Instruction:
List all the lines in these records that hold "Battery".

<<<<

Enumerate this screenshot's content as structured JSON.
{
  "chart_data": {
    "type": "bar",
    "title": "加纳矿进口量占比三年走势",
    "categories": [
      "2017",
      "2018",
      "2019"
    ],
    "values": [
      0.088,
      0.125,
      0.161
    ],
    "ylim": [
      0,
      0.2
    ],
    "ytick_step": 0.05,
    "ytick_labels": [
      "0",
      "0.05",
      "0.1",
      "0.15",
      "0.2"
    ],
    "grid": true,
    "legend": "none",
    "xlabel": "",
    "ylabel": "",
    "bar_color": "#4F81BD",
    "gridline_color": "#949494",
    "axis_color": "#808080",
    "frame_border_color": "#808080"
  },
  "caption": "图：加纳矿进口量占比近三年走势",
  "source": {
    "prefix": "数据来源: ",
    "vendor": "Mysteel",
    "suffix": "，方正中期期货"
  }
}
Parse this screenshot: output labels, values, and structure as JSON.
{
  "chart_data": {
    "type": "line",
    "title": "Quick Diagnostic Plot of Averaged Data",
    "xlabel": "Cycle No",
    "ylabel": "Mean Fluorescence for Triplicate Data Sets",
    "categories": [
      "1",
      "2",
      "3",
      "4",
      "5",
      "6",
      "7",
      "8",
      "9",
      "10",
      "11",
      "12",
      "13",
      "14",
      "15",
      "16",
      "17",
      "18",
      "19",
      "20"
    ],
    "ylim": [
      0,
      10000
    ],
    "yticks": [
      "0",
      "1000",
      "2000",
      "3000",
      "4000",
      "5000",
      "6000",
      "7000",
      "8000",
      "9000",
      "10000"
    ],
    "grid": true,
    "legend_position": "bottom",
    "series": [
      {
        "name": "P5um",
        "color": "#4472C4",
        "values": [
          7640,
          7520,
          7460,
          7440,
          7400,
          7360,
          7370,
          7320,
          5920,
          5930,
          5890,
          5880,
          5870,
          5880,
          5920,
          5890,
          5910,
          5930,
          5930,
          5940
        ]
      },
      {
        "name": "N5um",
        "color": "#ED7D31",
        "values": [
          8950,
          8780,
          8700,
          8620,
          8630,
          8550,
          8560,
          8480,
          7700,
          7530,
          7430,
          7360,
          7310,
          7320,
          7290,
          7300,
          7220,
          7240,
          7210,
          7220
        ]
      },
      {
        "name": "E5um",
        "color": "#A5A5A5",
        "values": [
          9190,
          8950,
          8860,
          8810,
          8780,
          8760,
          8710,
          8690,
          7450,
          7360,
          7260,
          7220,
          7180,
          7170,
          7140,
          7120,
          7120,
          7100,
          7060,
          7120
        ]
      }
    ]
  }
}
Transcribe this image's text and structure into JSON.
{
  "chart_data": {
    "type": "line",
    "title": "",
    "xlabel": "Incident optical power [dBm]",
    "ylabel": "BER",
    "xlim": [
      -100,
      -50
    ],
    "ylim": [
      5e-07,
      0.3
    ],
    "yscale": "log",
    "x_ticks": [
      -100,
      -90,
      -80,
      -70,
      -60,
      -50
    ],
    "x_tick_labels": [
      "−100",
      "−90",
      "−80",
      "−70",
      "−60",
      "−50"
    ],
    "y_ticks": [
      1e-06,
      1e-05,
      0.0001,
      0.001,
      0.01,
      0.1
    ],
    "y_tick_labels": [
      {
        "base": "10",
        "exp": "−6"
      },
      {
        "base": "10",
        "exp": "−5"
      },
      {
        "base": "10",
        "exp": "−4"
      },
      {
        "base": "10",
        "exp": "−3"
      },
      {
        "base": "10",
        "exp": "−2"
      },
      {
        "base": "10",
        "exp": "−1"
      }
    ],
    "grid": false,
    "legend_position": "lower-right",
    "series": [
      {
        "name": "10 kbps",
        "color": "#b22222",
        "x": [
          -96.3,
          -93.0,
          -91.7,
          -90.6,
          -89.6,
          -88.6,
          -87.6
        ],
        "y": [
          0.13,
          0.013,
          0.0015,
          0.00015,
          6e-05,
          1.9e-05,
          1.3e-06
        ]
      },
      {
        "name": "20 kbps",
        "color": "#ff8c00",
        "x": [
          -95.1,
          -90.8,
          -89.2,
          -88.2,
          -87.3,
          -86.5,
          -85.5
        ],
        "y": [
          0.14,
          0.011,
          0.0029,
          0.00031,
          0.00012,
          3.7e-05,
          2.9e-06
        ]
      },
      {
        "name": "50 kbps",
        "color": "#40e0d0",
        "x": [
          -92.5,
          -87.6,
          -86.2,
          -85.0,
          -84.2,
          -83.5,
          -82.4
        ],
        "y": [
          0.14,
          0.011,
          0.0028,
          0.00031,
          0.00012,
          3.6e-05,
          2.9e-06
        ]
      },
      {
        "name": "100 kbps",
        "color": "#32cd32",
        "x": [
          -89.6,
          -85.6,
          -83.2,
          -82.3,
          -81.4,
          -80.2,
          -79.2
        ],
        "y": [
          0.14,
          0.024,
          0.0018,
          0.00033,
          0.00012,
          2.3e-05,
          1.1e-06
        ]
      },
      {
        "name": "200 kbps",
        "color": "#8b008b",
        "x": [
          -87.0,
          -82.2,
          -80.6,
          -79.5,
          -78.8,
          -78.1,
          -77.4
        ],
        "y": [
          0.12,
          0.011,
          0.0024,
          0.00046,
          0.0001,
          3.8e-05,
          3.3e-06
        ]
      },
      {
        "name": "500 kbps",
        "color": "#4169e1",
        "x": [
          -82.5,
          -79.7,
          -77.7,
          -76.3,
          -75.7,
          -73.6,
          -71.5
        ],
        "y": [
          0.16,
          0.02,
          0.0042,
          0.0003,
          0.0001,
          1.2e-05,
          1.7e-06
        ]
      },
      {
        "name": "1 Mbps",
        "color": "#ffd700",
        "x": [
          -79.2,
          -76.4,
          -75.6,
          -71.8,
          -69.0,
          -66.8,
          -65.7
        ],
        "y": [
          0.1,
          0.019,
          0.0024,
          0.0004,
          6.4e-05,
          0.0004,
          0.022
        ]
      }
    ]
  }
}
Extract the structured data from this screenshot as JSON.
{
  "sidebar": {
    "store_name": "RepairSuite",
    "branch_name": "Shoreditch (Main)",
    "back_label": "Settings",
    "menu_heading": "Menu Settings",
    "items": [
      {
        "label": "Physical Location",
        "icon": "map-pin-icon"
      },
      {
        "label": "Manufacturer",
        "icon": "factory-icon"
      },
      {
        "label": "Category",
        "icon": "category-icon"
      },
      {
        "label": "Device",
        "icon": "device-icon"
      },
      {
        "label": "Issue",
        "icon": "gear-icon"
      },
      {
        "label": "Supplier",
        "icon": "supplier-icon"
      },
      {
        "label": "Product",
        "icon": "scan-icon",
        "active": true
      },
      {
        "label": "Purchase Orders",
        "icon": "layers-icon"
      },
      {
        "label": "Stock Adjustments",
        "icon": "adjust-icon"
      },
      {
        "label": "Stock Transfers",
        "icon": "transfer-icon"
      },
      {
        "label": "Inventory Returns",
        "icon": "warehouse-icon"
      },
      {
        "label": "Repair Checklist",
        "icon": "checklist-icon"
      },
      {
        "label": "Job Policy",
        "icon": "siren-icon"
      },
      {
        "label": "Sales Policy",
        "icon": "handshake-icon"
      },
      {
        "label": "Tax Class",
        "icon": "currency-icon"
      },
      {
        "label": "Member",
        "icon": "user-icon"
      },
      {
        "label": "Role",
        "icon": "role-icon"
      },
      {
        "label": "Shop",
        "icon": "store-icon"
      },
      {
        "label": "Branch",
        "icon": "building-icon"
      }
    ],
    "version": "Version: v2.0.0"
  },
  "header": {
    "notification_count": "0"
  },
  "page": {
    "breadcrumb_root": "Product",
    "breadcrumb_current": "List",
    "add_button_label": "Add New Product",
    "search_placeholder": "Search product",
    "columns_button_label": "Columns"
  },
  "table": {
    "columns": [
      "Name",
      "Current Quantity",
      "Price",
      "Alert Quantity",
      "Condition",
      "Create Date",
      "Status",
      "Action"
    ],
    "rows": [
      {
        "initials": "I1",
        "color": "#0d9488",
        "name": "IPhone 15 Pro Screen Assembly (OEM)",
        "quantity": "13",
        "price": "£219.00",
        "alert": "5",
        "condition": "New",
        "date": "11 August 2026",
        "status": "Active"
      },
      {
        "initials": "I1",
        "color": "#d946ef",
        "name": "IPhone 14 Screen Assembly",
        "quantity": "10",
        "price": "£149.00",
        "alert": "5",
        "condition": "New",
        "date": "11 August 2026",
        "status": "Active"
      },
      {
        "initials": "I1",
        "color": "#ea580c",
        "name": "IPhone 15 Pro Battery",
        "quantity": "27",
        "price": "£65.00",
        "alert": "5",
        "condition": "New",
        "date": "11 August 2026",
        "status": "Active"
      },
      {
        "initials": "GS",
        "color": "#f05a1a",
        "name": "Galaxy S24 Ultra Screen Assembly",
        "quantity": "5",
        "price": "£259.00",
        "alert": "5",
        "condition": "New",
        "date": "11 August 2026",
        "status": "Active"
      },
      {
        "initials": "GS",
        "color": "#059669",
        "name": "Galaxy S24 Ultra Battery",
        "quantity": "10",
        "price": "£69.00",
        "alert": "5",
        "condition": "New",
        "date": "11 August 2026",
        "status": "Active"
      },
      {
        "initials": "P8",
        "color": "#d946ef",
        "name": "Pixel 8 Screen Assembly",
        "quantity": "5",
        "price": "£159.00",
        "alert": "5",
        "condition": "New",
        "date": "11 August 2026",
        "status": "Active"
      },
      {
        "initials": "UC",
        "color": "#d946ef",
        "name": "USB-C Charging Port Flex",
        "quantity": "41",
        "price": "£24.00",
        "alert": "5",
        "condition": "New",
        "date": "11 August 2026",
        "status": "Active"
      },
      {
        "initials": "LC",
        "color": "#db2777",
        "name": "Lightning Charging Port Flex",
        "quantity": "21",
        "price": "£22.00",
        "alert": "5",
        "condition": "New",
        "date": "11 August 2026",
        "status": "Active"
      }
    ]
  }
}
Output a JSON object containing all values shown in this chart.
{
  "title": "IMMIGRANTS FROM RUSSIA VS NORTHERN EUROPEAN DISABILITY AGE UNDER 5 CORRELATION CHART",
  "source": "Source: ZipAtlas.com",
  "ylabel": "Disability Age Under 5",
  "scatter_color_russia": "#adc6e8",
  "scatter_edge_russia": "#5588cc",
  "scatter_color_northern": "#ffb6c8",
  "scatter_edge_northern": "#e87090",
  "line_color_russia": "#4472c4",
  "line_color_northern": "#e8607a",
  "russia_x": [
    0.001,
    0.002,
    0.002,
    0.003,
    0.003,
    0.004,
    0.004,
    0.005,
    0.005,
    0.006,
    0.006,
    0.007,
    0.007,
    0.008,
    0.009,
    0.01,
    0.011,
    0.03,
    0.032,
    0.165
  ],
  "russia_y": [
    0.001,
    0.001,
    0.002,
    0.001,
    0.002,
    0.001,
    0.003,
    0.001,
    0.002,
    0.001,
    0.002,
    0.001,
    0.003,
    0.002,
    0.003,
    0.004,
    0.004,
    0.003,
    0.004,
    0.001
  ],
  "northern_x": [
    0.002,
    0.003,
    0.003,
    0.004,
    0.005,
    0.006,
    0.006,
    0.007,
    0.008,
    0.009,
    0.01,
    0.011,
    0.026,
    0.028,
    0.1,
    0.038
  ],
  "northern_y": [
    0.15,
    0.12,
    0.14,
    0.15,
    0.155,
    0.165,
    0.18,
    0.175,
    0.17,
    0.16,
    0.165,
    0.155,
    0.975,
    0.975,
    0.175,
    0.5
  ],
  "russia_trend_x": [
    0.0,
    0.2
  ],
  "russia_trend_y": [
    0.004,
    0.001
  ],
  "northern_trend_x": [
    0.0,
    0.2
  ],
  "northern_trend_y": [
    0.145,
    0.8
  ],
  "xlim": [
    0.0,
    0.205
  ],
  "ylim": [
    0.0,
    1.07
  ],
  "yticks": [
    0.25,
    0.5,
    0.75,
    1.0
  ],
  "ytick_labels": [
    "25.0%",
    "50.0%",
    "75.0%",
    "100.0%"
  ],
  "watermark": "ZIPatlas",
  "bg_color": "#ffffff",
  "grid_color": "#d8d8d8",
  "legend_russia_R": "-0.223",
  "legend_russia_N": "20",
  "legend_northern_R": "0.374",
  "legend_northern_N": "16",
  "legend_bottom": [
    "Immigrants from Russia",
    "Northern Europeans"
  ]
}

>>>>

Answer for this exercise:
        "name": "IPhone 15 Pro Battery",
        "name": "Galaxy S24 Ultra Battery",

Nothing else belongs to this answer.